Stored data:
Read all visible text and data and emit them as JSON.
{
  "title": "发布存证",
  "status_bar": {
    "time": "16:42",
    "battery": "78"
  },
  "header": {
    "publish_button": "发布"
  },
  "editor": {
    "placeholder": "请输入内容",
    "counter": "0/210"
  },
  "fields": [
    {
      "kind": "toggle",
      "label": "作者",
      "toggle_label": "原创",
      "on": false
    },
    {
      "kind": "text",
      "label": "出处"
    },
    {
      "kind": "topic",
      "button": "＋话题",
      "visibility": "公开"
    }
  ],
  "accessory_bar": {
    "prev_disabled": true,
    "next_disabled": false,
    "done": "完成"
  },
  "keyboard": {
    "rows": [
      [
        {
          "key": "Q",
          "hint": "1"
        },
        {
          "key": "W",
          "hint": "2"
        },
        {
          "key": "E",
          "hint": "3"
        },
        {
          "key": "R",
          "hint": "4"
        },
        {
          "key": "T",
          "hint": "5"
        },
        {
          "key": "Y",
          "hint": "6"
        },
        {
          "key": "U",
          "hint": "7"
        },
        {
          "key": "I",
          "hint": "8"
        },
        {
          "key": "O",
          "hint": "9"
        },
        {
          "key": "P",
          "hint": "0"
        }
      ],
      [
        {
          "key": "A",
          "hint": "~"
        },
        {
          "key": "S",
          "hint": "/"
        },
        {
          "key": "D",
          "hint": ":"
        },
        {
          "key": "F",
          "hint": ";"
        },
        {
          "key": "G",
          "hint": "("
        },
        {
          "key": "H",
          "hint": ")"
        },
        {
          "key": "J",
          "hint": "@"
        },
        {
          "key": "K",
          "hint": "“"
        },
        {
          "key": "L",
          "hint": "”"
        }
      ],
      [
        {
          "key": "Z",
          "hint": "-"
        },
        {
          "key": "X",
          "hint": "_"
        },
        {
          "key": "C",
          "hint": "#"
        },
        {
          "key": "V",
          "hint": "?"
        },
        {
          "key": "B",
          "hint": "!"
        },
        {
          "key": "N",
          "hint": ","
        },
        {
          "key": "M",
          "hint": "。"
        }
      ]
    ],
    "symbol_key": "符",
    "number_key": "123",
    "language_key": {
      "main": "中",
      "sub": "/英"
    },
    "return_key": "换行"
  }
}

### Short exercise
Reproduce the material precisely, including every line.

### Complete output
Read all visible text and data and emit them as JSON.
{
  "title": "发布存证",
  "status_bar": {
    "time": "16:42",
    "battery": "78"
  },
  "header": {
    "publish_button": "发布"
  },
  "editor": {
    "placeholder": "请输入内容",
    "counter": "0/210"
  },
  "fields": [
    {
      "kind": "toggle",
      "label": "作者",
      "toggle_label": "原创",
      "on": false
    },
    {
      "kind": "text",
      "label": "出处"
    },
    {
      "kind": "topic",
      "button": "＋话题",
      "visibility": "公开"
    }
  ],
  "accessory_bar": {
    "prev_disabled": true,
    "next_disabled": false,
    "done": "完成"
  },
  "keyboard": {
    "rows": [
      [
        {
          "key": "Q",
          "hint": "1"
        },
        {
          "key": "W",
          "hint": "2"
        },
        {
          "key": "E",
          "hint": "3"
        },
        {
          "key": "R",
          "hint": "4"
        },
        {
          "key": "T",
          "hint": "5"
        },
        {
          "key": "Y",
          "hint": "6"
        },
        {
          "key": "U",
          "hint": "7"
        },
        {
          "key": "I",
          "hint": "8"
        },
        {
          "key": "O",
          "hint": "9"
        },
        {
          "key": "P",
          "hint": "0"
        }
      ],
      [
        {
          "key": "A",
          "hint": "~"
        },
        {
          "key": "S",
          "hint": "/"
        },
        {
          "key": "D",
          "hint": ":"
        },
        {
          "key": "F",
          "hint": ";"
        },
        {
          "key": "G",
          "hint": "("
        },
        {
          "key": "H",
          "hint": ")"
        },
        {
          "key": "J",
          "hint": "@"
        },
        {
          "key": "K",
          "hint": "“"
        },
        {
          "key": "L",
          "hint": "”"
        }
      ],
      [
        {
          "key": "Z",
          "hint": "-"
        },
        {
          "key": "X",
          "hint": "_"
        },
        {
          "key": "C",
          "hint": "#"
        },
        {
          "key": "V",
          "hint": "?"
        },
        {
          "key": "B",
          "hint": "!"
        },
        {
          "key": "N",
          "hint": ","
        },
        {
          "key": "M",
          "hint": "。"
        }
      ]
    ],
    "symbol_key": "符",
    "number_key": "123",
    "language_key": {
      "main": "中",
      "sub": "/英"
    },
    "return_key": "换行"
  }
}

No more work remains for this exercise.